TEXT EXCERPT:
==========

Julie-Anne Derome is a Canadian violinist who was born in Montreal, Quebec.

Early life and education 
Julie-Anne Derome started playing the violin at the age of three. She has studied with Taras Gabora and Sonia Jelinkova at the Montreal Conservatoire, Christopher Rowland at the Royal Northern College of Music in the UK and Mitchell Stern at the Hartt School in the USA.

Awards and recognition 
 Virginia Parker Prize 2003 
 Loan of a Pressenda violin from the Canada Council for the Arts instrument bank from 2003–2006 
 Loan of a Rocca violin from the Canada Council for the Arts instrument bank from 2000–2003 
 Loan of an Amati violin from the Royal Northern College of Music from 1992–1995 
 Prix opus in 2001 with Trio Fibonacci (shining abroad )

==========

WHAT YOU WILL DO:
1. Can you sum up the Julie-Anne Derome profile in two sentences?
2. Do these statements agree with the Julie-Anne Derome profile? Answer yes or no for each, quoting the words that decide it: (a) She began playing the violin at age five. (b) She studied with Mitchell Stern at the Hartt School. (c) Her Rocca violin was lent by the Royal Northern College of Music.
3. How would the Julie-Anne Derome profile go on after its final line? Write the next part.

DATA:
==========

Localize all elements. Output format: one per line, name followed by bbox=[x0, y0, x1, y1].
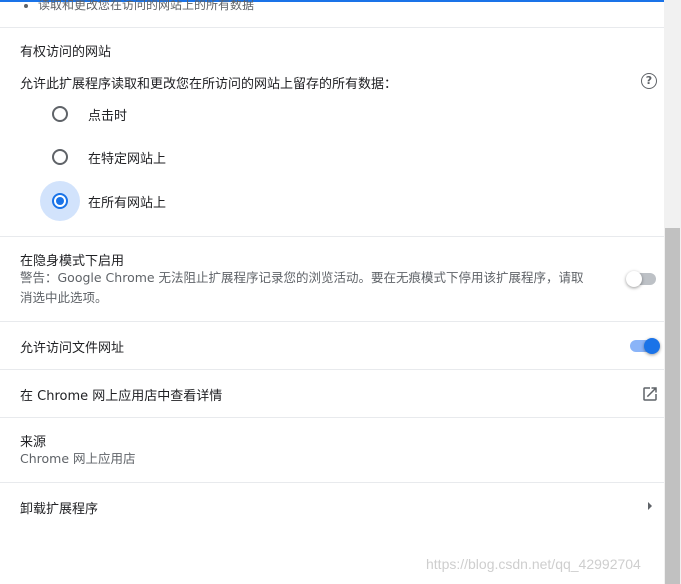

==========

EXERCISE RESPONSES:
1. Julie-Anne Derome is a Canadian violinist born in Montreal, Quebec, who started playing the violin at age three and studied in Montreal, at the Royal Northern College of Music in the UK and at the Hartt School in the USA. Her awards and recognition include the 2003 Virginia Parker Prize, a 2001 Prix opus with Trio Fibonacci, and loans of Amati, Rocca and Pressenda violins.

2.
(a) No: "started playing the violin at the age of three."
(b) Yes: "Mitchell Stern at the Hartt School in the USA."
(c) No: "Loan of a Rocca violin from the Canada Council for the Arts instrument bank from 2000–2003."

3.
 Mendelssohn Trust Award, UK, in 1995
 Special prize for "Anthèmes" by Pierre Boulez at the Yehudi Menuhin competition, Paris, France in 1991

Career 
Julie-Anne Derome prioritizes a scintillating technique, a rigorous bow and original poetic colours.

Julie-Anne Derome gave the world première of the revised version of the Berg Violin Concerto with the symphony orchestra of the RNCM  in 1992, which triggered her passion for 20th-century music. She regularly premieres concertos by Canadian composers and solo works with ensembles.

In 1998 Julie-Anne founded the Trio Fibonacci. The group plays music for piano trio of all eras, being particularly recognised for its brilliant performances of contemporary repertoire. The group has played on all continents with the exception of Oceania and premiered over fifty works by Canadian and International composers such as Mauricio Kagel, Enno Poppe, Michael Finnissy, Pascal Dusapin and Jonathan Harvey.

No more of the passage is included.